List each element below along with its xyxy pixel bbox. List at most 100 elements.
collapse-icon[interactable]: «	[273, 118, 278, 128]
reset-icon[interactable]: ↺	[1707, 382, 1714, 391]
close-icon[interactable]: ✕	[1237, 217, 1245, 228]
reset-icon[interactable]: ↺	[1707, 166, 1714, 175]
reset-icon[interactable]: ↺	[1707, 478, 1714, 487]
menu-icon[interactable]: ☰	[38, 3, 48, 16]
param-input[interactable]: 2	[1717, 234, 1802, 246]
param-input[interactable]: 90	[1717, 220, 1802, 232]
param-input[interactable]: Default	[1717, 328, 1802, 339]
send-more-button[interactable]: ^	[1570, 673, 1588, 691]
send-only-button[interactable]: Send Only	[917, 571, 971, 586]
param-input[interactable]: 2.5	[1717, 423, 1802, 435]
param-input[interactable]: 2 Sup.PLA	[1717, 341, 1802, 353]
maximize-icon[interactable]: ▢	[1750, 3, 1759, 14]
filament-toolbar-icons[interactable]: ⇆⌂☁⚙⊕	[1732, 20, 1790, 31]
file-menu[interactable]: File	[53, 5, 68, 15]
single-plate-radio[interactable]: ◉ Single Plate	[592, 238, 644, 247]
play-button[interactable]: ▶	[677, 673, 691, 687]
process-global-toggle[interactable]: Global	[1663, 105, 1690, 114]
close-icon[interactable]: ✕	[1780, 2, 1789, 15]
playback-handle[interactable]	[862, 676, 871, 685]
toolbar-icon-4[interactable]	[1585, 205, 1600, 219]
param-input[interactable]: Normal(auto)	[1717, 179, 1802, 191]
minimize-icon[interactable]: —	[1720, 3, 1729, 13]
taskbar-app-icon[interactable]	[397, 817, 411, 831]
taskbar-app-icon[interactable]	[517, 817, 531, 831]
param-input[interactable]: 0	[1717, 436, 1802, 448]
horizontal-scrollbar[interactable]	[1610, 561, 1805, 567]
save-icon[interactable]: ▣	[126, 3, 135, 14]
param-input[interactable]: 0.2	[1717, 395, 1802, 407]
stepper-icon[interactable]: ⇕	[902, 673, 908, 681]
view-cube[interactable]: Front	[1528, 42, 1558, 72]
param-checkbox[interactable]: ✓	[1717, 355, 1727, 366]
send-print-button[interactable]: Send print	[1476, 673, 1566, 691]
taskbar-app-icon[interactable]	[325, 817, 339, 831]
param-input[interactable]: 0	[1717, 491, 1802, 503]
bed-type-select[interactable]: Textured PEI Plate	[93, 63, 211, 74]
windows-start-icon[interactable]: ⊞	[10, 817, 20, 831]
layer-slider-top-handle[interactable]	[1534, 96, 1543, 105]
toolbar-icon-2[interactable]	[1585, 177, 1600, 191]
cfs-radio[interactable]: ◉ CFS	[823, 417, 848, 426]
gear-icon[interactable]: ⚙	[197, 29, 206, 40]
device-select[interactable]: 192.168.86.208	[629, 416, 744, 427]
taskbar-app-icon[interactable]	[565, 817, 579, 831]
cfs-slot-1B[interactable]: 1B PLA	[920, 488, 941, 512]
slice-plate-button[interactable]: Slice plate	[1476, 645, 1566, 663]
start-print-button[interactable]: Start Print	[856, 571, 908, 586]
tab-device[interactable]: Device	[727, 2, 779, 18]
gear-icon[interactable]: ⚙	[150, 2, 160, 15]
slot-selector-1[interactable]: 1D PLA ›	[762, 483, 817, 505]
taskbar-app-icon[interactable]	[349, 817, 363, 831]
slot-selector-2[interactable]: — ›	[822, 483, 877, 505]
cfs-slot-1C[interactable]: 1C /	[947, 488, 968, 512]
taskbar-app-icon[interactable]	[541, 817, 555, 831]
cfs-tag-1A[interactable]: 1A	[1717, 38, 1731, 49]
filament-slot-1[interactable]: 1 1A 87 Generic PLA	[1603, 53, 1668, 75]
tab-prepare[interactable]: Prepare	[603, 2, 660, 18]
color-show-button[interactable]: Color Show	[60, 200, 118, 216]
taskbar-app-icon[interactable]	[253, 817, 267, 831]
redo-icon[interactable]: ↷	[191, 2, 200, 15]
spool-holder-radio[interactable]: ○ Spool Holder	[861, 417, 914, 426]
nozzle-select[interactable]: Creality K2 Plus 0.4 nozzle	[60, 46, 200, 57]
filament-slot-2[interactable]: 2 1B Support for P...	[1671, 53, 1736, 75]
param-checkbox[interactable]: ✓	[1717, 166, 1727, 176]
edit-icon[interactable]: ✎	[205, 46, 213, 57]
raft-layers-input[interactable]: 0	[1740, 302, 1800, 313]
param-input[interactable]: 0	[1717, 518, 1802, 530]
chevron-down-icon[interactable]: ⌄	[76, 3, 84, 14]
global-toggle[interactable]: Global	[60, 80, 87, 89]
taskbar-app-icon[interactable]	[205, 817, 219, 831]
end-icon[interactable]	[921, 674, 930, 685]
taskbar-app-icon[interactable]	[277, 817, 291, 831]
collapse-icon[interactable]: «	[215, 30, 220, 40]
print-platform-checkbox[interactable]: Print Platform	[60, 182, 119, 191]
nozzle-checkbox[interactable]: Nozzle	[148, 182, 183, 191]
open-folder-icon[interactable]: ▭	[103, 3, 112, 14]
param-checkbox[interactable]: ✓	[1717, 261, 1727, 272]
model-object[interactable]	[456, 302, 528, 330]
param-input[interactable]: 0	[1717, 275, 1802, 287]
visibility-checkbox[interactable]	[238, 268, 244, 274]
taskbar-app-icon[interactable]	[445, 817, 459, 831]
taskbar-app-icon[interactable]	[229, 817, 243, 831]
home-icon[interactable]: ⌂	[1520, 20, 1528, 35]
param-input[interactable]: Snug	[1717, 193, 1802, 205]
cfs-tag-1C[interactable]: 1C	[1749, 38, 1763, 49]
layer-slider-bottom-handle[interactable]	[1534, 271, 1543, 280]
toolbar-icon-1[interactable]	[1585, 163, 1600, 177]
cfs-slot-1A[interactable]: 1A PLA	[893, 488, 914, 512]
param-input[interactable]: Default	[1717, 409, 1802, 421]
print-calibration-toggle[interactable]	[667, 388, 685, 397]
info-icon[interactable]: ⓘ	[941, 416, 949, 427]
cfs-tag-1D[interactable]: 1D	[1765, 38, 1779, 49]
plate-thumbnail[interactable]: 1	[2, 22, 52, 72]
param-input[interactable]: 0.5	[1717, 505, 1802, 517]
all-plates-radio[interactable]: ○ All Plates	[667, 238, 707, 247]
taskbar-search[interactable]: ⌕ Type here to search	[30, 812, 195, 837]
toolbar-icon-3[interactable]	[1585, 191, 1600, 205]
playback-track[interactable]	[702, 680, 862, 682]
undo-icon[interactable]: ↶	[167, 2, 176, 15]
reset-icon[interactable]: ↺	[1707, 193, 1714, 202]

☆ ☆ ☆ ☆ ☆

THE TASK: Copy out all of the material above line for line, changing nothing.

RESPONSE:
List each element below along with its xyxy pixel bbox. List at most 100 elements.
collapse-icon[interactable]: «	[273, 118, 278, 128]
reset-icon[interactable]: ↺	[1707, 382, 1714, 391]
close-icon[interactable]: ✕	[1237, 217, 1245, 228]
reset-icon[interactable]: ↺	[1707, 166, 1714, 175]
reset-icon[interactable]: ↺	[1707, 478, 1714, 487]
menu-icon[interactable]: ☰	[38, 3, 48, 16]
param-input[interactable]: 2	[1717, 234, 1802, 246]
param-input[interactable]: 90	[1717, 220, 1802, 232]
param-input[interactable]: Default	[1717, 328, 1802, 339]
send-more-button[interactable]: ^	[1570, 673, 1588, 691]
send-only-button[interactable]: Send Only	[917, 571, 971, 586]
param-input[interactable]: 2.5	[1717, 423, 1802, 435]
param-input[interactable]: 2 Sup.PLA	[1717, 341, 1802, 353]
maximize-icon[interactable]: ▢	[1750, 3, 1759, 14]
filament-toolbar-icons[interactable]: ⇆⌂☁⚙⊕	[1732, 20, 1790, 31]
file-menu[interactable]: File	[53, 5, 68, 15]
single-plate-radio[interactable]: ◉ Single Plate	[592, 238, 644, 247]
play-button[interactable]: ▶	[677, 673, 691, 687]
process-global-toggle[interactable]: Global	[1663, 105, 1690, 114]
close-icon[interactable]: ✕	[1780, 2, 1789, 15]
playback-handle[interactable]	[862, 676, 871, 685]
toolbar-icon-4[interactable]	[1585, 205, 1600, 219]
param-input[interactable]: Normal(auto)	[1717, 179, 1802, 191]
minimize-icon[interactable]: —	[1720, 3, 1729, 13]
taskbar-app-icon[interactable]	[397, 817, 411, 831]
taskbar-app-icon[interactable]	[517, 817, 531, 831]
param-input[interactable]: 0	[1717, 436, 1802, 448]
horizontal-scrollbar[interactable]	[1610, 561, 1805, 567]
save-icon[interactable]: ▣	[126, 3, 135, 14]
param-input[interactable]: 0.2	[1717, 395, 1802, 407]
stepper-icon[interactable]: ⇕	[902, 673, 908, 681]
view-cube[interactable]: Front	[1528, 42, 1558, 72]
param-checkbox[interactable]: ✓	[1717, 355, 1727, 366]
send-print-button[interactable]: Send print	[1476, 673, 1566, 691]
taskbar-app-icon[interactable]	[325, 817, 339, 831]
param-input[interactable]: 0	[1717, 491, 1802, 503]
bed-type-select[interactable]: Textured PEI Plate	[93, 63, 211, 74]
windows-start-icon[interactable]: ⊞	[10, 817, 20, 831]
layer-slider-top-handle[interactable]	[1534, 96, 1543, 105]
toolbar-icon-2[interactable]	[1585, 177, 1600, 191]
cfs-radio[interactable]: ◉ CFS	[823, 417, 848, 426]
gear-icon[interactable]: ⚙	[197, 29, 206, 40]
device-select[interactable]: 192.168.86.208	[629, 416, 744, 427]
taskbar-app-icon[interactable]	[565, 817, 579, 831]
cfs-slot-1B[interactable]: 1B PLA	[920, 488, 941, 512]
slice-plate-button[interactable]: Slice plate	[1476, 645, 1566, 663]
start-print-button[interactable]: Start Print	[856, 571, 908, 586]
tab-device[interactable]: Device	[727, 2, 779, 18]
gear-icon[interactable]: ⚙	[150, 2, 160, 15]
slot-selector-1[interactable]: 1D PLA ›	[762, 483, 817, 505]
taskbar-app-icon[interactable]	[349, 817, 363, 831]
slot-selector-2[interactable]: — ›	[822, 483, 877, 505]
cfs-slot-1C[interactable]: 1C /	[947, 488, 968, 512]
taskbar-app-icon[interactable]	[541, 817, 555, 831]
cfs-tag-1A[interactable]: 1A	[1717, 38, 1731, 49]
filament-slot-1[interactable]: 1 1A 87 Generic PLA	[1603, 53, 1668, 75]
tab-prepare[interactable]: Prepare	[603, 2, 660, 18]
color-show-button[interactable]: Color Show	[60, 200, 118, 216]
taskbar-app-icon[interactable]	[253, 817, 267, 831]
redo-icon[interactable]: ↷	[191, 2, 200, 15]
spool-holder-radio[interactable]: ○ Spool Holder	[861, 417, 914, 426]
nozzle-select[interactable]: Creality K2 Plus 0.4 nozzle	[60, 46, 200, 57]
filament-slot-2[interactable]: 2 1B Support for P...	[1671, 53, 1736, 75]
param-checkbox[interactable]: ✓	[1717, 166, 1727, 176]
edit-icon[interactable]: ✎	[205, 46, 213, 57]
raft-layers-input[interactable]: 0	[1740, 302, 1800, 313]
param-input[interactable]: 0	[1717, 518, 1802, 530]
chevron-down-icon[interactable]: ⌄	[76, 3, 84, 14]
global-toggle[interactable]: Global	[60, 80, 87, 89]
taskbar-app-icon[interactable]	[205, 817, 219, 831]
end-icon[interactable]	[921, 674, 930, 685]
taskbar-app-icon[interactable]	[277, 817, 291, 831]
collapse-icon[interactable]: «	[215, 30, 220, 40]
print-platform-checkbox[interactable]: Print Platform	[60, 182, 119, 191]
nozzle-checkbox[interactable]: Nozzle	[148, 182, 183, 191]
open-folder-icon[interactable]: ▭	[103, 3, 112, 14]
param-checkbox[interactable]: ✓	[1717, 261, 1727, 272]
model-object[interactable]	[456, 302, 528, 330]
param-input[interactable]: 0	[1717, 275, 1802, 287]
visibility-checkbox[interactable]	[238, 268, 244, 274]
taskbar-app-icon[interactable]	[445, 817, 459, 831]
taskbar-app-icon[interactable]	[229, 817, 243, 831]
home-icon[interactable]: ⌂	[1520, 20, 1528, 35]
param-input[interactable]: Snug	[1717, 193, 1802, 205]
cfs-tag-1C[interactable]: 1C	[1749, 38, 1763, 49]
layer-slider-bottom-handle[interactable]	[1534, 271, 1543, 280]
toolbar-icon-1[interactable]	[1585, 163, 1600, 177]
cfs-slot-1A[interactable]: 1A PLA	[893, 488, 914, 512]
param-input[interactable]: Default	[1717, 409, 1802, 421]
print-calibration-toggle[interactable]	[667, 388, 685, 397]
info-icon[interactable]: ⓘ	[941, 416, 949, 427]
cfs-tag-1D[interactable]: 1D	[1765, 38, 1779, 49]
plate-thumbnail[interactable]: 1	[2, 22, 52, 72]
param-input[interactable]: 0.5	[1717, 505, 1802, 517]
all-plates-radio[interactable]: ○ All Plates	[667, 238, 707, 247]
taskbar-search[interactable]: ⌕ Type here to search	[30, 812, 195, 837]
toolbar-icon-3[interactable]	[1585, 191, 1600, 205]
playback-track[interactable]	[702, 680, 862, 682]
undo-icon[interactable]: ↶	[167, 2, 176, 15]
reset-icon[interactable]: ↺	[1707, 193, 1714, 202]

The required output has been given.